#### GIVEN TASK
Filter this material down to the lines that hold "Physiologique", copying each one.

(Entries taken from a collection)

- - - - -

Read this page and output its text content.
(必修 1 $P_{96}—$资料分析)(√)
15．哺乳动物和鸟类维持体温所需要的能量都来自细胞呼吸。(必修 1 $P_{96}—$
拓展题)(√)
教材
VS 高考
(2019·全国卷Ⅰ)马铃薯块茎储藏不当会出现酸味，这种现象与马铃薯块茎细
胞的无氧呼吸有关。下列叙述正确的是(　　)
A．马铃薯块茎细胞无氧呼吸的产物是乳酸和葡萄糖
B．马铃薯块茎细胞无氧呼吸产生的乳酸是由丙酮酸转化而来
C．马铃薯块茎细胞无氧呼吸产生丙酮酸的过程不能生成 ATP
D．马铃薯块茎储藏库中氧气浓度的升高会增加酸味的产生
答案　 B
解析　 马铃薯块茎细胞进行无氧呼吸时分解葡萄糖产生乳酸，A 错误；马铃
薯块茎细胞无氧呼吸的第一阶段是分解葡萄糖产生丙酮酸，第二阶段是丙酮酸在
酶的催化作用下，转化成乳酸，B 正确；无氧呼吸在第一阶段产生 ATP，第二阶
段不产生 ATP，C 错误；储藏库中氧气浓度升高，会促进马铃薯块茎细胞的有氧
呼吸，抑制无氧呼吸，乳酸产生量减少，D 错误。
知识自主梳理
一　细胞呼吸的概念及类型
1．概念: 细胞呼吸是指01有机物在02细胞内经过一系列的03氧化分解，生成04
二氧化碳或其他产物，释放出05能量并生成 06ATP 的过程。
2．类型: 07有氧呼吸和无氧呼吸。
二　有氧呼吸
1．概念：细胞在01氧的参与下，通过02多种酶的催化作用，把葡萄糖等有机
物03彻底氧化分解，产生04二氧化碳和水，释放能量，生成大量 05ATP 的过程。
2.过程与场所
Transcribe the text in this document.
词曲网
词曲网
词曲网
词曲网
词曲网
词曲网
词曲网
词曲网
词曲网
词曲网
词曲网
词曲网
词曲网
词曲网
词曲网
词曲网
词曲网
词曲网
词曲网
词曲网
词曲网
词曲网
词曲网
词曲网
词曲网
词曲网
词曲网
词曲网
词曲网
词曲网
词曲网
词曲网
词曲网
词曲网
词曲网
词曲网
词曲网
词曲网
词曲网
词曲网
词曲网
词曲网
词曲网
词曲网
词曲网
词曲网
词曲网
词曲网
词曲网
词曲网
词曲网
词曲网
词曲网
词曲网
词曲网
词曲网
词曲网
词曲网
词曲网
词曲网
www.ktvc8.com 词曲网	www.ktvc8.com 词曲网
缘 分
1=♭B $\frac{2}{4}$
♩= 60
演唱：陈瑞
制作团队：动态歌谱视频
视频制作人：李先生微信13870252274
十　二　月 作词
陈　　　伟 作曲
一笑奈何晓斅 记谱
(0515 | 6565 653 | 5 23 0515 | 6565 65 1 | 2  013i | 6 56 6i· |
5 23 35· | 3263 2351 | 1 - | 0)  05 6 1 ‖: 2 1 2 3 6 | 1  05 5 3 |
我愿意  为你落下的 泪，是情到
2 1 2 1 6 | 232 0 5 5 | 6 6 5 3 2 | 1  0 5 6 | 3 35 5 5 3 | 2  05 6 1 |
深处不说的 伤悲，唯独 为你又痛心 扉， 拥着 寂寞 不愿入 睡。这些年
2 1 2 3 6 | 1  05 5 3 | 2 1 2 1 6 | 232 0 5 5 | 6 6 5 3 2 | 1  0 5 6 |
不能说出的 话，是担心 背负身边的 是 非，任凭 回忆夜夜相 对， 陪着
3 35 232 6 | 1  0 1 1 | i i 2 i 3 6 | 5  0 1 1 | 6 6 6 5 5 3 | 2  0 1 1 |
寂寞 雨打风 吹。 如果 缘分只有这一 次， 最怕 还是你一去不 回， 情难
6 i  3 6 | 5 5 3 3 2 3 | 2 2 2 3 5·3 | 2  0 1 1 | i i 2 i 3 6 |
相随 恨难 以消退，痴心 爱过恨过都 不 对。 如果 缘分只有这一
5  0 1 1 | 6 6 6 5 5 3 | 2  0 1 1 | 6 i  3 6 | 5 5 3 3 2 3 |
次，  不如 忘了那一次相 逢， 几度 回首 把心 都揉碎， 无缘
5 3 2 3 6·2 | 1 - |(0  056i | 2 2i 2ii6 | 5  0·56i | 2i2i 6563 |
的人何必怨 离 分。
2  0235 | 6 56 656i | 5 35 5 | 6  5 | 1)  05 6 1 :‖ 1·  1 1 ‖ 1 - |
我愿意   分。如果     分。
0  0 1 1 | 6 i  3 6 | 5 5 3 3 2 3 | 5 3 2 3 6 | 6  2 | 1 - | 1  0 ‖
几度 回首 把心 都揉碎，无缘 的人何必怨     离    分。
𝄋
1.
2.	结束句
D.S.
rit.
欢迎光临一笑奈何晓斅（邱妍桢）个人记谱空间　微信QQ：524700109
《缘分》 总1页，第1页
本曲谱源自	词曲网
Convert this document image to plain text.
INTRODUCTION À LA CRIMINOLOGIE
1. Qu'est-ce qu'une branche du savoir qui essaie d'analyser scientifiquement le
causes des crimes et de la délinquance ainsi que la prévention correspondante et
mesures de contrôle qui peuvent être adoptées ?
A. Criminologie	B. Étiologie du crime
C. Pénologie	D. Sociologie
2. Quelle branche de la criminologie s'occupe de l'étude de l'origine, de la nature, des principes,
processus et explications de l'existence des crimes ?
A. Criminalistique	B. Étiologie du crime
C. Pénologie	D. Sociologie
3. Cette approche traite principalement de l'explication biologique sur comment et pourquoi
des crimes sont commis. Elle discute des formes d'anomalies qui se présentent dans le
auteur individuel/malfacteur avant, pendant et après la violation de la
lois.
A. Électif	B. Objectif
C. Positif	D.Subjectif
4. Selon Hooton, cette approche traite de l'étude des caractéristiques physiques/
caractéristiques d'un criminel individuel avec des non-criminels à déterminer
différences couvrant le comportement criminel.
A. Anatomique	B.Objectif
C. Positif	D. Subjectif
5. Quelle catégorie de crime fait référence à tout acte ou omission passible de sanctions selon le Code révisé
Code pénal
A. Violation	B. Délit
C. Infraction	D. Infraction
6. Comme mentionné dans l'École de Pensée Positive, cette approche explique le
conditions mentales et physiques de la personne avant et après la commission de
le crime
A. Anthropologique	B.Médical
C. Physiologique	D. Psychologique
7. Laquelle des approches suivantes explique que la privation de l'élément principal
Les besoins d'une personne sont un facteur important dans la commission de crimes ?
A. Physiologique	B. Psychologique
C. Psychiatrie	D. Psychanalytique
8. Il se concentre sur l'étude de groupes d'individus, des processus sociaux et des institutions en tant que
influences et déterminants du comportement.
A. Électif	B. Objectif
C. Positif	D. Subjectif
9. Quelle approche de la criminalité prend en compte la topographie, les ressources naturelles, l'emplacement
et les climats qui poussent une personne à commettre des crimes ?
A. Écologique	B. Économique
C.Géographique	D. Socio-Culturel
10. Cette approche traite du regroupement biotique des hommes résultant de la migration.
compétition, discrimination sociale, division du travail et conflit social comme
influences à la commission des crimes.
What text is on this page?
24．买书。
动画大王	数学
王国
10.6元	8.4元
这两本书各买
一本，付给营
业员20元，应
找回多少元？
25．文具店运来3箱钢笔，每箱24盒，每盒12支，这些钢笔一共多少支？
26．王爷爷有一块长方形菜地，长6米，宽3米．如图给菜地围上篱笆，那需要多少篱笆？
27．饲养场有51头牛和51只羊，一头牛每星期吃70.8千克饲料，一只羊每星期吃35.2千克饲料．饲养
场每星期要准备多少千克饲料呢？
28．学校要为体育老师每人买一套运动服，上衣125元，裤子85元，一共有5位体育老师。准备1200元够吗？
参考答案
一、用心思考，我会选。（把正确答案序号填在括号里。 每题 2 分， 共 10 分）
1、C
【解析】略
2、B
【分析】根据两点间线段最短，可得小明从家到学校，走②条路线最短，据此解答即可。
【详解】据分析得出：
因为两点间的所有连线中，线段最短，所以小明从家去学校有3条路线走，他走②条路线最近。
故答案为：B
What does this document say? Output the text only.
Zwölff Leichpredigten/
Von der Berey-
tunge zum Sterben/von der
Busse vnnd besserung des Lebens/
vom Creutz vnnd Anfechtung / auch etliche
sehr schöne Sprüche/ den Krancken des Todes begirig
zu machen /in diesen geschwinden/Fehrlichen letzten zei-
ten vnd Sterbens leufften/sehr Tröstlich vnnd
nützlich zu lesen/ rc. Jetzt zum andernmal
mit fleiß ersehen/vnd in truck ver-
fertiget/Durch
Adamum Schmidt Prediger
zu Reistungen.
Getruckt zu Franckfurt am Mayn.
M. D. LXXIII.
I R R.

- - - - -

#### CORRECT OUTPUT
C. Physiologique	D. Psychologique
A. Physiologique	B. Psychologique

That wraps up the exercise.